[Dataset excerpt]
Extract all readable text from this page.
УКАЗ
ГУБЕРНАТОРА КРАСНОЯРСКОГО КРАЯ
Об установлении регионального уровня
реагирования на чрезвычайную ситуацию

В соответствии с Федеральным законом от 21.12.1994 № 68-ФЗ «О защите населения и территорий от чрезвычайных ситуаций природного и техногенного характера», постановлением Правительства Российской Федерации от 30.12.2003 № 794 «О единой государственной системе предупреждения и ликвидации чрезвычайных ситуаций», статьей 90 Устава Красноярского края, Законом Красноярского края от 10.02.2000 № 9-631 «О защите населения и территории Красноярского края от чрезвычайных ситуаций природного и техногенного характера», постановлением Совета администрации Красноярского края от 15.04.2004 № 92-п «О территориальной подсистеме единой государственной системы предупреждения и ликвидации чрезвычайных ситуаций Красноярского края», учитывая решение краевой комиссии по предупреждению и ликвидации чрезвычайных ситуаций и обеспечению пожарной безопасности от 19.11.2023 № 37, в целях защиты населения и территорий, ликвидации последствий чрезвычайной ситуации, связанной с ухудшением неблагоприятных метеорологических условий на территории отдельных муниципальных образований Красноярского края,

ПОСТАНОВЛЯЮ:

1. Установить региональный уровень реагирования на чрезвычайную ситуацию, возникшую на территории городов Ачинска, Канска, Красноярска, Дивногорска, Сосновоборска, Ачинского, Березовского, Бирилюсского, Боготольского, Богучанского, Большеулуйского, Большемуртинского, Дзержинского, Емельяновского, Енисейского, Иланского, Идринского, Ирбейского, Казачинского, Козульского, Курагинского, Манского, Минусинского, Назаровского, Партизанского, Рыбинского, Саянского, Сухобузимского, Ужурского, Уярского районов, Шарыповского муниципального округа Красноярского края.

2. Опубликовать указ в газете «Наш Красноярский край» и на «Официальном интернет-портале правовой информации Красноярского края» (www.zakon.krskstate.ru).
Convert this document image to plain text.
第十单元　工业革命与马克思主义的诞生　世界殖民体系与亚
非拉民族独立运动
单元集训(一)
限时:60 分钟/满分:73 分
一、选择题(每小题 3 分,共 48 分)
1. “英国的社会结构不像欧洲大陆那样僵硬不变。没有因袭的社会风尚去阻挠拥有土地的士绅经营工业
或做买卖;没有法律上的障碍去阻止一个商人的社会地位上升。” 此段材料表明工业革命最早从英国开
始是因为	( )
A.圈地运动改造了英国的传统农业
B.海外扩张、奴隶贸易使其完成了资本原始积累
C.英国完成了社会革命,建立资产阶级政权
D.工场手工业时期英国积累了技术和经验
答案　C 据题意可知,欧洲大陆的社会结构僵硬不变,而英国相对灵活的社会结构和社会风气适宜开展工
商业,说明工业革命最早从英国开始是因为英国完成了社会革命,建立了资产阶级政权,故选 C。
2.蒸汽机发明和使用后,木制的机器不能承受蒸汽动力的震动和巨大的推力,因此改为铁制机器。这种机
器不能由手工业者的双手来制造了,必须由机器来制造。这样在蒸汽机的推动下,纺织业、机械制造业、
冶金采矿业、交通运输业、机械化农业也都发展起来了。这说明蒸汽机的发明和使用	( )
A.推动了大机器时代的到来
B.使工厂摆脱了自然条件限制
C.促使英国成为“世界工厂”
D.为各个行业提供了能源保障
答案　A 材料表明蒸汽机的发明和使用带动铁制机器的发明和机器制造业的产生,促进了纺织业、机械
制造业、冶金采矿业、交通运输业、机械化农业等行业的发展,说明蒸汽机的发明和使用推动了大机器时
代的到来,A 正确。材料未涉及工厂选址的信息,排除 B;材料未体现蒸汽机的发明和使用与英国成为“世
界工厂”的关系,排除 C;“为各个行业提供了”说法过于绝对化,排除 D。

* [Task to carry out] Look through the entries above; copy every line holding the string "реагирования".

* [Output of the exercise]
реагирования на чрезвычайную ситуацию
1. Установить региональный уровень реагирования на чрезвычайную ситуацию, возникшую на территории городов Ачинска, Канска, Красноярска, Дивногорска, Сосновоборска, Ачинского, Березовского, Бирилюсского, Боготольского, Богучанского, Большеулуйского, Большемуртинского, Дзержинского, Емельяновского, Енисейского, Иланского, Идринского, Ирбейского, Казачинского, Козульского, Курагинского, Манского, Минусинского, Назаровского, Партизанского, Рыбинского, Саянского, Сухобузимского, Ужурского, Уярского районов, Шарыповского муниципального округа Красноярского края.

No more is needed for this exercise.